Given information =
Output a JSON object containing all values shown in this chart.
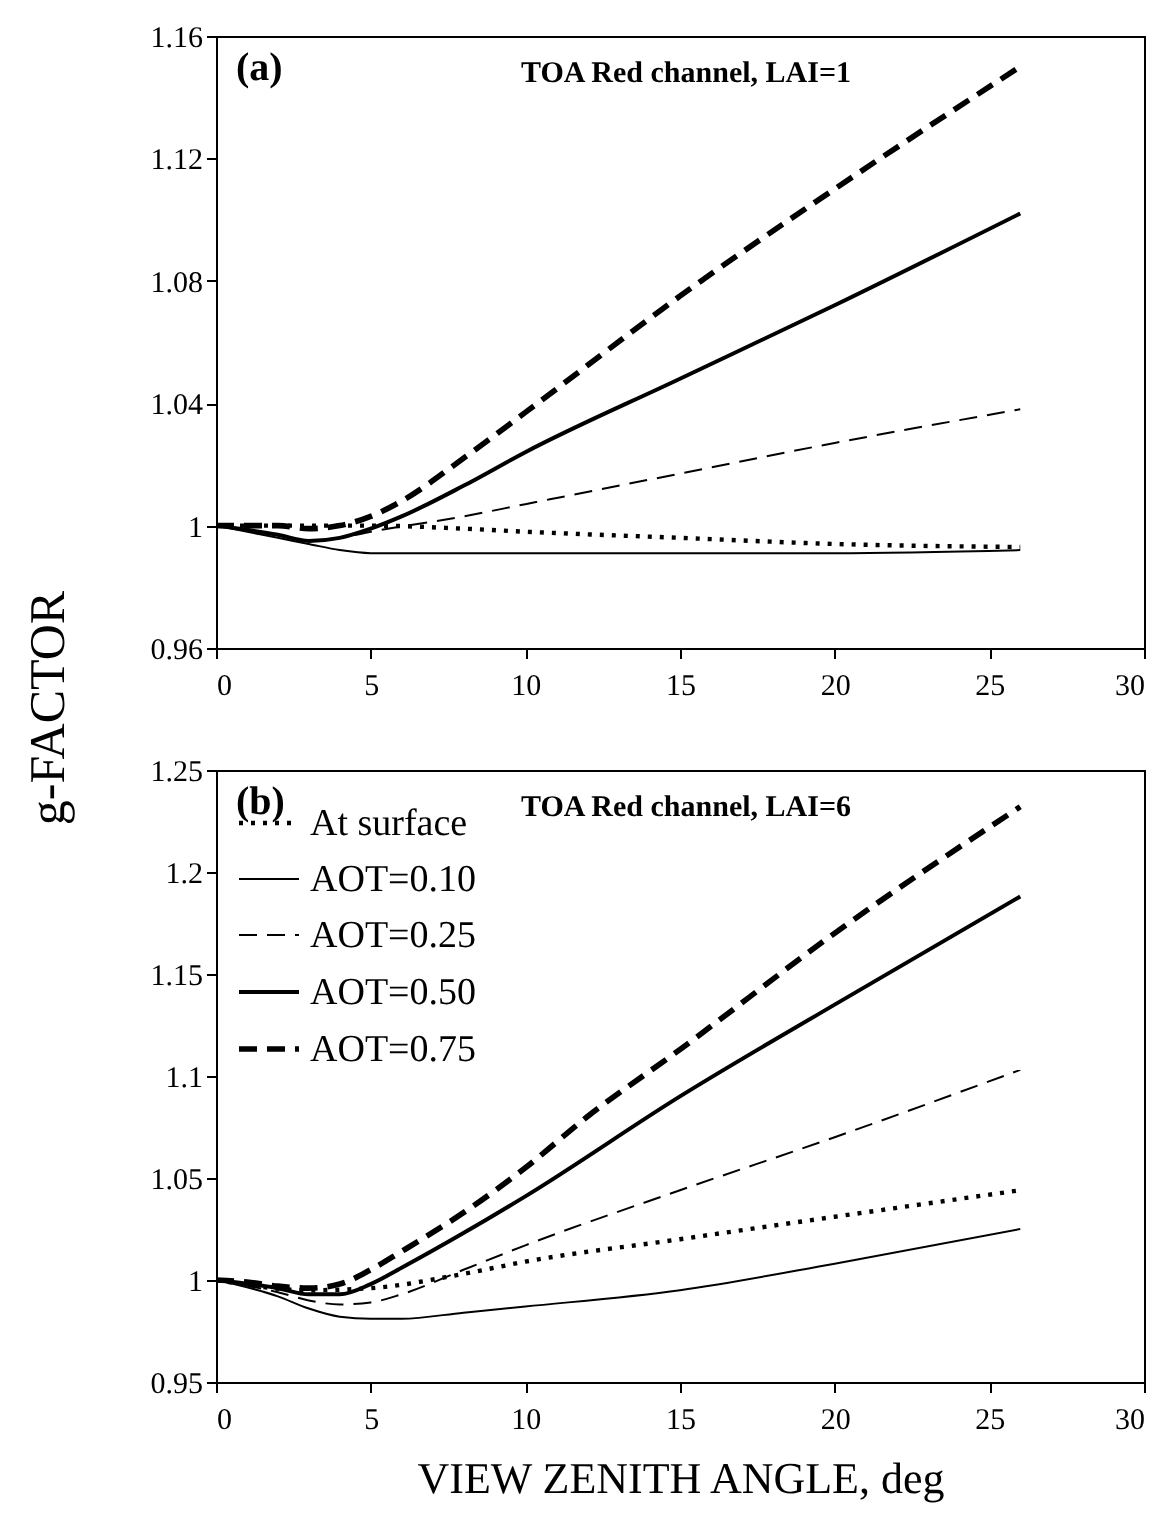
{
  "chart_data": [
    {
      "type": "line",
      "title": "TOA Red channel, LAI=1",
      "ylabel": "g-FACTOR",
      "annotations": [
        "(a)"
      ],
      "xlim": [
        0,
        30
      ],
      "xticks": [
        0,
        5,
        10,
        15,
        20,
        25,
        30
      ],
      "ylim": [
        0.96,
        1.16
      ],
      "yticks": [
        0.96,
        1,
        1.04,
        1.08,
        1.12,
        1.16
      ],
      "grid": false,
      "legend": false,
      "series": [
        {
          "color": "#000000",
          "line_style": "dotted",
          "x": [
            0,
            3,
            5,
            8,
            10,
            15,
            20,
            26
          ],
          "values": [
            1,
            1.0,
            1.0,
            0.999,
            0.998,
            0.996,
            0.994,
            0.993
          ]
        },
        {
          "color": "#000000",
          "line_style": "solid",
          "x": [
            0,
            2,
            3,
            4,
            5,
            8,
            10,
            15,
            20,
            26
          ],
          "values": [
            1,
            0.996,
            0.994,
            0.992,
            0.991,
            0.991,
            0.991,
            0.991,
            0.991,
            0.992
          ]
        },
        {
          "color": "#000000",
          "line_style": "dashed",
          "x": [
            0,
            2,
            3,
            4,
            5,
            8,
            10,
            15,
            20,
            26
          ],
          "values": [
            1,
            0.997,
            0.995,
            0.996,
            0.998,
            1.003,
            1.007,
            1.017,
            1.027,
            1.038
          ]
        },
        {
          "color": "#000000",
          "line_style": "solid",
          "x": [
            0,
            2,
            3,
            4,
            5,
            6,
            8,
            10,
            15,
            20,
            26
          ],
          "values": [
            1,
            0.997,
            0.995,
            0.996,
            0.999,
            1.003,
            1.013,
            1.024,
            1.048,
            1.072,
            1.102
          ]
        },
        {
          "color": "#000000",
          "line_style": "dashed",
          "x": [
            0,
            2,
            3,
            4,
            5,
            6,
            8,
            10,
            15,
            20,
            26
          ],
          "values": [
            1,
            1.0,
            0.999,
            1.0,
            1.003,
            1.008,
            1.022,
            1.037,
            1.075,
            1.11,
            1.15
          ]
        }
      ]
    },
    {
      "type": "line",
      "title": "TOA Red channel, LAI=6",
      "xlabel": "VIEW ZENITH ANGLE, deg",
      "annotations": [
        "(b)"
      ],
      "xlim": [
        0,
        30
      ],
      "xticks": [
        0,
        5,
        10,
        15,
        20,
        25,
        30
      ],
      "ylim": [
        0.95,
        1.25
      ],
      "yticks": [
        0.95,
        1,
        1.05,
        1.1,
        1.15,
        1.2,
        1.25
      ],
      "grid": false,
      "legend": "top left",
      "series": [
        {
          "name": "At surface",
          "color": "#000000",
          "line_style": "dotted",
          "x": [
            0,
            3,
            5,
            8,
            10,
            15,
            20,
            26
          ],
          "values": [
            1,
            0.995,
            0.996,
            1.003,
            1.009,
            1.02,
            1.031,
            1.044
          ]
        },
        {
          "name": "AOT=0.10",
          "color": "#000000",
          "line_style": "solid",
          "x": [
            0,
            2,
            3,
            4,
            5,
            6,
            8,
            10,
            15,
            20,
            26
          ],
          "values": [
            1,
            0.992,
            0.986,
            0.982,
            0.981,
            0.981,
            0.984,
            0.987,
            0.995,
            1.008,
            1.025
          ]
        },
        {
          "name": "AOT=0.25",
          "color": "#000000",
          "line_style": "dashed",
          "x": [
            0,
            2,
            3,
            4,
            5,
            6,
            8,
            10,
            15,
            20,
            26
          ],
          "values": [
            1,
            0.994,
            0.99,
            0.988,
            0.989,
            0.993,
            1.005,
            1.017,
            1.044,
            1.07,
            1.103
          ]
        },
        {
          "name": "AOT=0.50",
          "color": "#000000",
          "line_style": "solid",
          "x": [
            0,
            2,
            3,
            4,
            5,
            6,
            8,
            10,
            15,
            20,
            26
          ],
          "values": [
            1,
            0.996,
            0.993,
            0.993,
            0.998,
            1.006,
            1.023,
            1.041,
            1.09,
            1.135,
            1.188
          ]
        },
        {
          "name": "AOT=0.75",
          "color": "#000000",
          "line_style": "dashed",
          "x": [
            0,
            1,
            2,
            3,
            4,
            5,
            6,
            8,
            10,
            12,
            15,
            20,
            26
          ],
          "values": [
            1,
            0.999,
            0.997,
            0.996,
            0.998,
            1.005,
            1.014,
            1.033,
            1.055,
            1.08,
            1.113,
            1.17,
            1.232
          ]
        }
      ]
    }
  ]
}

Given task =
Copy the records above exactly, leaving out every picture.

Exercise output =
Output a JSON object containing all values shown in this chart.
{
  "chart_data": [
    {
      "type": "line",
      "title": "TOA Red channel, LAI=1",
      "ylabel": "g-FACTOR",
      "annotations": [
        "(a)"
      ],
      "xlim": [
        0,
        30
      ],
      "xticks": [
        0,
        5,
        10,
        15,
        20,
        25,
        30
      ],
      "ylim": [
        0.96,
        1.16
      ],
      "yticks": [
        0.96,
        1,
        1.04,
        1.08,
        1.12,
        1.16
      ],
      "grid": false,
      "legend": false,
      "series": [
        {
          "color": "#000000",
          "line_style": "dotted",
          "x": [
            0,
            3,
            5,
            8,
            10,
            15,
            20,
            26
          ],
          "values": [
            1,
            1.0,
            1.0,
            0.999,
            0.998,
            0.996,
            0.994,
            0.993
          ]
        },
        {
          "color": "#000000",
          "line_style": "solid",
          "x": [
            0,
            2,
            3,
            4,
            5,
            8,
            10,
            15,
            20,
            26
          ],
          "values": [
            1,
            0.996,
            0.994,
            0.992,
            0.991,
            0.991,
            0.991,
            0.991,
            0.991,
            0.992
          ]
        },
        {
          "color": "#000000",
          "line_style": "dashed",
          "x": [
            0,
            2,
            3,
            4,
            5,
            8,
            10,
            15,
            20,
            26
          ],
          "values": [
            1,
            0.997,
            0.995,
            0.996,
            0.998,
            1.003,
            1.007,
            1.017,
            1.027,
            1.038
          ]
        },
        {
          "color": "#000000",
          "line_style": "solid",
          "x": [
            0,
            2,
            3,
            4,
            5,
            6,
            8,
            10,
            15,
            20,
            26
          ],
          "values": [
            1,
            0.997,
            0.995,
            0.996,
            0.999,
            1.003,
            1.013,
            1.024,
            1.048,
            1.072,
            1.102
          ]
        },
        {
          "color": "#000000",
          "line_style": "dashed",
          "x": [
            0,
            2,
            3,
            4,
            5,
            6,
            8,
            10,
            15,
            20,
            26
          ],
          "values": [
            1,
            1.0,
            0.999,
            1.0,
            1.003,
            1.008,
            1.022,
            1.037,
            1.075,
            1.11,
            1.15
          ]
        }
      ]
    },
    {
      "type": "line",
      "title": "TOA Red channel, LAI=6",
      "xlabel": "VIEW ZENITH ANGLE, deg",
      "annotations": [
        "(b)"
      ],
      "xlim": [
        0,
        30
      ],
      "xticks": [
        0,
        5,
        10,
        15,
        20,
        25,
        30
      ],
      "ylim": [
        0.95,
        1.25
      ],
      "yticks": [
        0.95,
        1,
        1.05,
        1.1,
        1.15,
        1.2,
        1.25
      ],
      "grid": false,
      "legend": "top left",
      "series": [
        {
          "name": "At surface",
          "color": "#000000",
          "line_style": "dotted",
          "x": [
            0,
            3,
            5,
            8,
            10,
            15,
            20,
            26
          ],
          "values": [
            1,
            0.995,
            0.996,
            1.003,
            1.009,
            1.02,
            1.031,
            1.044
          ]
        },
        {
          "name": "AOT=0.10",
          "color": "#000000",
          "line_style": "solid",
          "x": [
            0,
            2,
            3,
            4,
            5,
            6,
            8,
            10,
            15,
            20,
            26
          ],
          "values": [
            1,
            0.992,
            0.986,
            0.982,
            0.981,
            0.981,
            0.984,
            0.987,
            0.995,
            1.008,
            1.025
          ]
        },
        {
          "name": "AOT=0.25",
          "color": "#000000",
          "line_style": "dashed",
          "x": [
            0,
            2,
            3,
            4,
            5,
            6,
            8,
            10,
            15,
            20,
            26
          ],
          "values": [
            1,
            0.994,
            0.99,
            0.988,
            0.989,
            0.993,
            1.005,
            1.017,
            1.044,
            1.07,
            1.103
          ]
        },
        {
          "name": "AOT=0.50",
          "color": "#000000",
          "line_style": "solid",
          "x": [
            0,
            2,
            3,
            4,
            5,
            6,
            8,
            10,
            15,
            20,
            26
          ],
          "values": [
            1,
            0.996,
            0.993,
            0.993,
            0.998,
            1.006,
            1.023,
            1.041,
            1.09,
            1.135,
            1.188
          ]
        },
        {
          "name": "AOT=0.75",
          "color": "#000000",
          "line_style": "dashed",
          "x": [
            0,
            1,
            2,
            3,
            4,
            5,
            6,
            8,
            10,
            12,
            15,
            20,
            26
          ],
          "values": [
            1,
            0.999,
            0.997,
            0.996,
            0.998,
            1.005,
            1.014,
            1.033,
            1.055,
            1.08,
            1.113,
            1.17,
            1.232
          ]
        }
      ]
    }
  ]
}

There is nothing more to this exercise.